Records to use.

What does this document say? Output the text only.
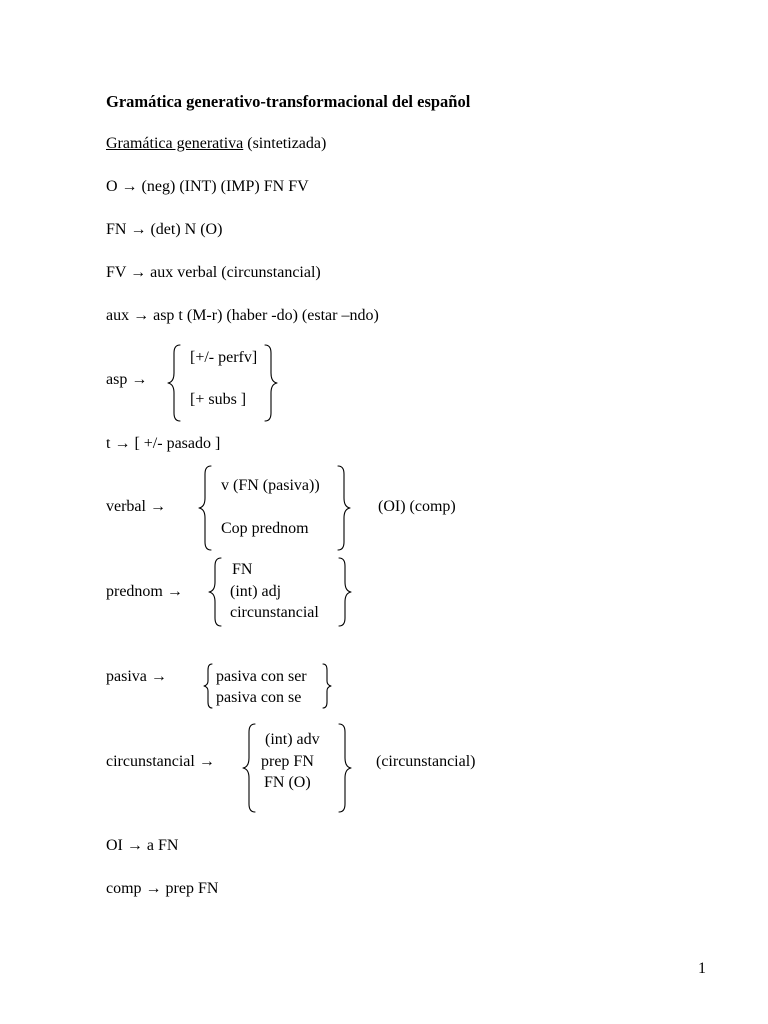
Gramática generativo-transformacional del español
Gramática generativa (sintetizada)
O → (neg) (INT) (IMP) FN FV
FN → (det) N (O)
FV → aux verbal (circunstancial)
aux → asp t (M-r) (haber -do) (estar –ndo)
asp →
[+/- perfv]
[+ subs ]
t → [ +/- pasado ]
verbal →
v (FN (pasiva))
Cop prednom
(OI) (comp)
prednom →
FN
(int) adj
circunstancial
pasiva →	pasiva con ser
pasiva con se
circunstancial →
(int) adv
prep FN
FN (O)
(circunstancial)
OI → a FN
comp → prep FN
1
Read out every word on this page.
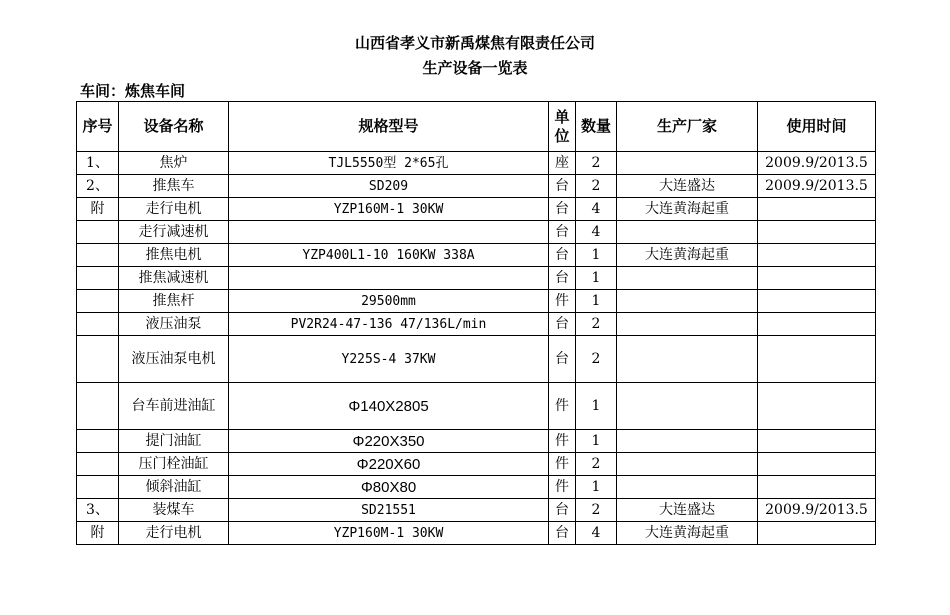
山西省孝义市新禹煤焦有限责任公司
生产设备一览表
车间：炼焦车间
序号	设备名称	规格型号	单位	数量	生产厂家	使用时间
1、	焦炉	TJL5550型 2*65孔	座	2		2009.9/2013.5
2、	推焦车	SD209	台	2	大连盛达	2009.9/2013.5
附	走行电机	YZP160M-1 30KW	台	4	大连黄海起重	
	走行减速机		台	4		
	推焦电机	YZP400L1-10 160KW 338A	台	1	大连黄海起重	
	推焦减速机		台	1		
	推焦杆	29500mm	件	1		
	液压油泵	PV2R24-47-136 47/136L/min	台	2		
	液压油泵电机	Y225S-4 37KW	台	2		
	台车前进油缸	Φ140X2805	件	1		
	提门油缸	Φ220X350	件	1		
	压门栓油缸	Φ220X60	件	2		
	倾斜油缸	Φ80X80	件	1		
3、	装煤车	SD21551	台	2	大连盛达	2009.9/2013.5
附	走行电机	YZP160M-1 30KW	台	4	大连黄海起重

Request. Look through the material above. Copy each line where the word "circunstancial" appears.

Exercise answer.
FV → aux verbal (circunstancial)
circunstancial
circunstancial →
(circunstancial)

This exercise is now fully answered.